» What the task requires
Search the material for the word "month" and report each line where it turns up.
Start of Data excerpts
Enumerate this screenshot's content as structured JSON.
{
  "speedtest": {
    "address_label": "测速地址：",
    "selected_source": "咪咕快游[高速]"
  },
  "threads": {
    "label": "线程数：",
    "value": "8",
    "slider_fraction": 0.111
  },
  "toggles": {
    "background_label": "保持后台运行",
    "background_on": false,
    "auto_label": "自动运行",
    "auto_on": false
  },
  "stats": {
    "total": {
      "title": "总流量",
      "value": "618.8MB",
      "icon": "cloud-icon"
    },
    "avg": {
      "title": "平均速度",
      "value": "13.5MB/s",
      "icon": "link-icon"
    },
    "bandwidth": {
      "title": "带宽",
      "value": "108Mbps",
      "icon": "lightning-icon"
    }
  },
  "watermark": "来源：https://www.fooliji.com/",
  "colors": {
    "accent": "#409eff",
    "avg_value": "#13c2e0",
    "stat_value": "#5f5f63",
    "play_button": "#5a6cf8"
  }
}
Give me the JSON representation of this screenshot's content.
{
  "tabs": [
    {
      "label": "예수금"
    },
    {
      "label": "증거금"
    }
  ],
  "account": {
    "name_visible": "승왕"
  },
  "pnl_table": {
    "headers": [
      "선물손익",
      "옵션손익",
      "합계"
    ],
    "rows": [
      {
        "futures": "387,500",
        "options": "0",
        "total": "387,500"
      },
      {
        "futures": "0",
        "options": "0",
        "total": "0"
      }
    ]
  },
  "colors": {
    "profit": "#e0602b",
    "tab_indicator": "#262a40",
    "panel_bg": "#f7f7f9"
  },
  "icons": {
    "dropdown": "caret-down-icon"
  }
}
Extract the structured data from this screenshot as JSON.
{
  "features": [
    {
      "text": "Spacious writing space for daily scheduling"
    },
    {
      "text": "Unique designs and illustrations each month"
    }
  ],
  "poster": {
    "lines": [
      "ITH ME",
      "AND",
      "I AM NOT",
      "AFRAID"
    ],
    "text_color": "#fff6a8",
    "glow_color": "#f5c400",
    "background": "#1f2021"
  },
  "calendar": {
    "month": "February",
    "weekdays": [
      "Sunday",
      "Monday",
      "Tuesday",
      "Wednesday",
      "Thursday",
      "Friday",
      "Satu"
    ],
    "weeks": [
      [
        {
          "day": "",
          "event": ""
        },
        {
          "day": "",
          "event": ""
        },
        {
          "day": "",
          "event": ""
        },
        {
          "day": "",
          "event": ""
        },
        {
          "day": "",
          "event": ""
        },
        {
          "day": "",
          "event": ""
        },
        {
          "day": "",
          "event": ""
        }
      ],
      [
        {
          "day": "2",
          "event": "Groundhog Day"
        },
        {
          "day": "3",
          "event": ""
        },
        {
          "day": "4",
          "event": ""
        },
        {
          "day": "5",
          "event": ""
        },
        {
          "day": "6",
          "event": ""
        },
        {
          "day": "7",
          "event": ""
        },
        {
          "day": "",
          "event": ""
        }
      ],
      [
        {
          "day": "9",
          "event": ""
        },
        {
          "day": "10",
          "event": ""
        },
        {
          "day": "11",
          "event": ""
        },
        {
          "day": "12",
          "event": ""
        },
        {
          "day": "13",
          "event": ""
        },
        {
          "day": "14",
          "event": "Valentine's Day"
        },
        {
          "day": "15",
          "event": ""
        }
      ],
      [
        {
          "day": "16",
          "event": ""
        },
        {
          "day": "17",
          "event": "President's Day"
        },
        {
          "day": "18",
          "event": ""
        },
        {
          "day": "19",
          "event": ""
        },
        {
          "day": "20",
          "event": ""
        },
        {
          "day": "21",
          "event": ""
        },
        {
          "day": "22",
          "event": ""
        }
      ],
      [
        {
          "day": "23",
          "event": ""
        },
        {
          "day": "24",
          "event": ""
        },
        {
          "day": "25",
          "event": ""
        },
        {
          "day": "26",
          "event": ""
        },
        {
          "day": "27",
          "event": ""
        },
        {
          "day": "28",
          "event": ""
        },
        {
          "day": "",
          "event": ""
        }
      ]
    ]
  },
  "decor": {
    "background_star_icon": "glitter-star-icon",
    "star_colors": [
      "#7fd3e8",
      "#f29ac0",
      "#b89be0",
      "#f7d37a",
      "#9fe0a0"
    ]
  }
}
End of Data excerpts
» Solution to this task
      "text": "Unique designs and illustrations each month"
    "month": "February",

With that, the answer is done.